◆ TASK BRIEF ◆
Please update the listing below by replacing every "result-thumbnail" with "result-image", leaving everything else as it is.

◆ EXCERPTED RECORDS ◆
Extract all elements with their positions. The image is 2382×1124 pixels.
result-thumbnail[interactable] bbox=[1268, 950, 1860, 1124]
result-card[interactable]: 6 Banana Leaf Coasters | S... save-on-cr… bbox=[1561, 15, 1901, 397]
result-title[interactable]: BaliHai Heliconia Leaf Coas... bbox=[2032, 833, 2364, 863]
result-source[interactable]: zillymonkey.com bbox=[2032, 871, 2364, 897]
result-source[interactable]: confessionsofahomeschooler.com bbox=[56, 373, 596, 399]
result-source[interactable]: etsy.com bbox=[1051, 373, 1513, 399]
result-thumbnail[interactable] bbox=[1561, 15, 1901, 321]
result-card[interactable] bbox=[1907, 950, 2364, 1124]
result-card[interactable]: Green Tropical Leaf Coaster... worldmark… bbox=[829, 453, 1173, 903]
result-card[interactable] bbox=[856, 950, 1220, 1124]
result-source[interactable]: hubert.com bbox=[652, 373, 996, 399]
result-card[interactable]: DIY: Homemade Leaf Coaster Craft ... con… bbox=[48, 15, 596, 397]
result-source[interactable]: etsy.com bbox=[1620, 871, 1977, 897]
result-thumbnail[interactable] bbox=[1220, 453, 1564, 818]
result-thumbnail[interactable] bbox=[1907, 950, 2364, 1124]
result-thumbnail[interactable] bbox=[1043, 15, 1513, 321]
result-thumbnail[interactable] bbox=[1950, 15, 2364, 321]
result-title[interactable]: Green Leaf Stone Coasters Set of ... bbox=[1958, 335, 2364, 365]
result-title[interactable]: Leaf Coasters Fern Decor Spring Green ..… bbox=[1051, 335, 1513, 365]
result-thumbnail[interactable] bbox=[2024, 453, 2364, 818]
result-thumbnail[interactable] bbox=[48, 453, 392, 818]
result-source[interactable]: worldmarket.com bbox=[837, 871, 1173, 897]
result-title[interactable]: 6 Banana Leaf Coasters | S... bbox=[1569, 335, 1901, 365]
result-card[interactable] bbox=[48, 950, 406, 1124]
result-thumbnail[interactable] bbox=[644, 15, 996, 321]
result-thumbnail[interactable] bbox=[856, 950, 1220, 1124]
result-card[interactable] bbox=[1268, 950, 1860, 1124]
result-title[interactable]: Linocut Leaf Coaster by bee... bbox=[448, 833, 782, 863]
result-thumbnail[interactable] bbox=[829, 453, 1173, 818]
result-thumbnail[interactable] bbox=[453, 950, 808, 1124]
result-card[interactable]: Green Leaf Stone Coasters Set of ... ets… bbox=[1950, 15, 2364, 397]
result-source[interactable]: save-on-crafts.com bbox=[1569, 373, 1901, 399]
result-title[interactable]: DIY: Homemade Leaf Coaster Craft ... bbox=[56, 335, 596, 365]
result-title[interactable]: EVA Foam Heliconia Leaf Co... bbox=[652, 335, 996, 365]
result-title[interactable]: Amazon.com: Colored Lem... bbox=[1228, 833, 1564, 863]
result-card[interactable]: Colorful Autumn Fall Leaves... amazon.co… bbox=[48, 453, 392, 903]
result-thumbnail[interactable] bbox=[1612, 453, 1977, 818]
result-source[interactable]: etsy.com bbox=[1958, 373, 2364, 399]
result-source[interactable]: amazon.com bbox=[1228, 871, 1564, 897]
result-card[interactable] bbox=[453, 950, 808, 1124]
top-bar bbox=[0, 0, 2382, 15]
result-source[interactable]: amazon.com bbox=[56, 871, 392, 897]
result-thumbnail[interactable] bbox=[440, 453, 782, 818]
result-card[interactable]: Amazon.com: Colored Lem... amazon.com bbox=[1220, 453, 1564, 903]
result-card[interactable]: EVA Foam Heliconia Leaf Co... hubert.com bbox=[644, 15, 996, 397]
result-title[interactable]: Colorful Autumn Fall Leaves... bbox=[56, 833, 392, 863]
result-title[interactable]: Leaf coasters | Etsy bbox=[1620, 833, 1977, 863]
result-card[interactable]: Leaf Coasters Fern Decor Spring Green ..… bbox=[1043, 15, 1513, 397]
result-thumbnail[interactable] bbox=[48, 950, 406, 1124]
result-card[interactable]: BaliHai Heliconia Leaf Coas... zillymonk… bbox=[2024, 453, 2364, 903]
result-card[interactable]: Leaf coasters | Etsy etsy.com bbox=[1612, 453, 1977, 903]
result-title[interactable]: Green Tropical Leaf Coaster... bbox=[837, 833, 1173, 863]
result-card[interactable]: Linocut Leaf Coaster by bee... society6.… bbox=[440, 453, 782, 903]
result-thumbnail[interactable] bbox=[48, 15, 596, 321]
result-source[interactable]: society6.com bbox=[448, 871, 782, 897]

◆ RESULT BELOW ◆
Extract all elements with their positions. The image is 2382×1124 pixels.
result-image[interactable] bbox=[1268, 950, 1860, 1124]
result-card[interactable]: 6 Banana Leaf Coasters | S... save-on-cr… bbox=[1561, 15, 1901, 397]
result-title[interactable]: BaliHai Heliconia Leaf Coas... bbox=[2032, 833, 2364, 863]
result-source[interactable]: zillymonkey.com bbox=[2032, 871, 2364, 897]
result-source[interactable]: confessionsofahomeschooler.com bbox=[56, 373, 596, 399]
result-source[interactable]: etsy.com bbox=[1051, 373, 1513, 399]
result-image[interactable] bbox=[1561, 15, 1901, 321]
result-card[interactable] bbox=[1907, 950, 2364, 1124]
result-card[interactable]: Green Tropical Leaf Coaster... worldmark… bbox=[829, 453, 1173, 903]
result-card[interactable] bbox=[856, 950, 1220, 1124]
result-source[interactable]: hubert.com bbox=[652, 373, 996, 399]
result-card[interactable]: DIY: Homemade Leaf Coaster Craft ... con… bbox=[48, 15, 596, 397]
result-source[interactable]: etsy.com bbox=[1620, 871, 1977, 897]
result-image[interactable] bbox=[1220, 453, 1564, 818]
result-image[interactable] bbox=[1907, 950, 2364, 1124]
result-image[interactable] bbox=[1043, 15, 1513, 321]
result-image[interactable] bbox=[1950, 15, 2364, 321]
result-title[interactable]: Green Leaf Stone Coasters Set of ... bbox=[1958, 335, 2364, 365]
result-title[interactable]: Leaf Coasters Fern Decor Spring Green ..… bbox=[1051, 335, 1513, 365]
result-image[interactable] bbox=[2024, 453, 2364, 818]
result-image[interactable] bbox=[48, 453, 392, 818]
result-source[interactable]: worldmarket.com bbox=[837, 871, 1173, 897]
result-title[interactable]: 6 Banana Leaf Coasters | S... bbox=[1569, 335, 1901, 365]
result-card[interactable] bbox=[48, 950, 406, 1124]
result-image[interactable] bbox=[644, 15, 996, 321]
result-image[interactable] bbox=[856, 950, 1220, 1124]
result-card[interactable] bbox=[1268, 950, 1860, 1124]
result-title[interactable]: Linocut Leaf Coaster by bee... bbox=[448, 833, 782, 863]
result-image[interactable] bbox=[829, 453, 1173, 818]
result-image[interactable] bbox=[453, 950, 808, 1124]
result-card[interactable]: Green Leaf Stone Coasters Set of ... ets… bbox=[1950, 15, 2364, 397]
result-source[interactable]: save-on-crafts.com bbox=[1569, 373, 1901, 399]
result-title[interactable]: DIY: Homemade Leaf Coaster Craft ... bbox=[56, 335, 596, 365]
result-title[interactable]: EVA Foam Heliconia Leaf Co... bbox=[652, 335, 996, 365]
result-title[interactable]: Amazon.com: Colored Lem... bbox=[1228, 833, 1564, 863]
result-card[interactable]: Colorful Autumn Fall Leaves... amazon.co… bbox=[48, 453, 392, 903]
result-image[interactable] bbox=[1612, 453, 1977, 818]
result-source[interactable]: etsy.com bbox=[1958, 373, 2364, 399]
result-source[interactable]: amazon.com bbox=[1228, 871, 1564, 897]
result-card[interactable] bbox=[453, 950, 808, 1124]
top-bar bbox=[0, 0, 2382, 15]
result-source[interactable]: amazon.com bbox=[56, 871, 392, 897]
result-image[interactable] bbox=[440, 453, 782, 818]
result-card[interactable]: Amazon.com: Colored Lem... amazon.com bbox=[1220, 453, 1564, 903]
result-card[interactable]: EVA Foam Heliconia Leaf Co... hubert.com bbox=[644, 15, 996, 397]
result-title[interactable]: Colorful Autumn Fall Leaves... bbox=[56, 833, 392, 863]
result-title[interactable]: Leaf coasters | Etsy bbox=[1620, 833, 1977, 863]
result-card[interactable]: Leaf Coasters Fern Decor Spring Green ..… bbox=[1043, 15, 1513, 397]
result-image[interactable] bbox=[48, 950, 406, 1124]
result-card[interactable]: BaliHai Heliconia Leaf Coas... zillymonk… bbox=[2024, 453, 2364, 903]
result-card[interactable]: Leaf coasters | Etsy etsy.com bbox=[1612, 453, 1977, 903]
result-title[interactable]: Green Tropical Leaf Coaster... bbox=[837, 833, 1173, 863]
result-card[interactable]: Linocut Leaf Coaster by bee... society6.… bbox=[440, 453, 782, 903]
result-image[interactable] bbox=[48, 15, 596, 321]
result-source[interactable]: society6.com bbox=[448, 871, 782, 897]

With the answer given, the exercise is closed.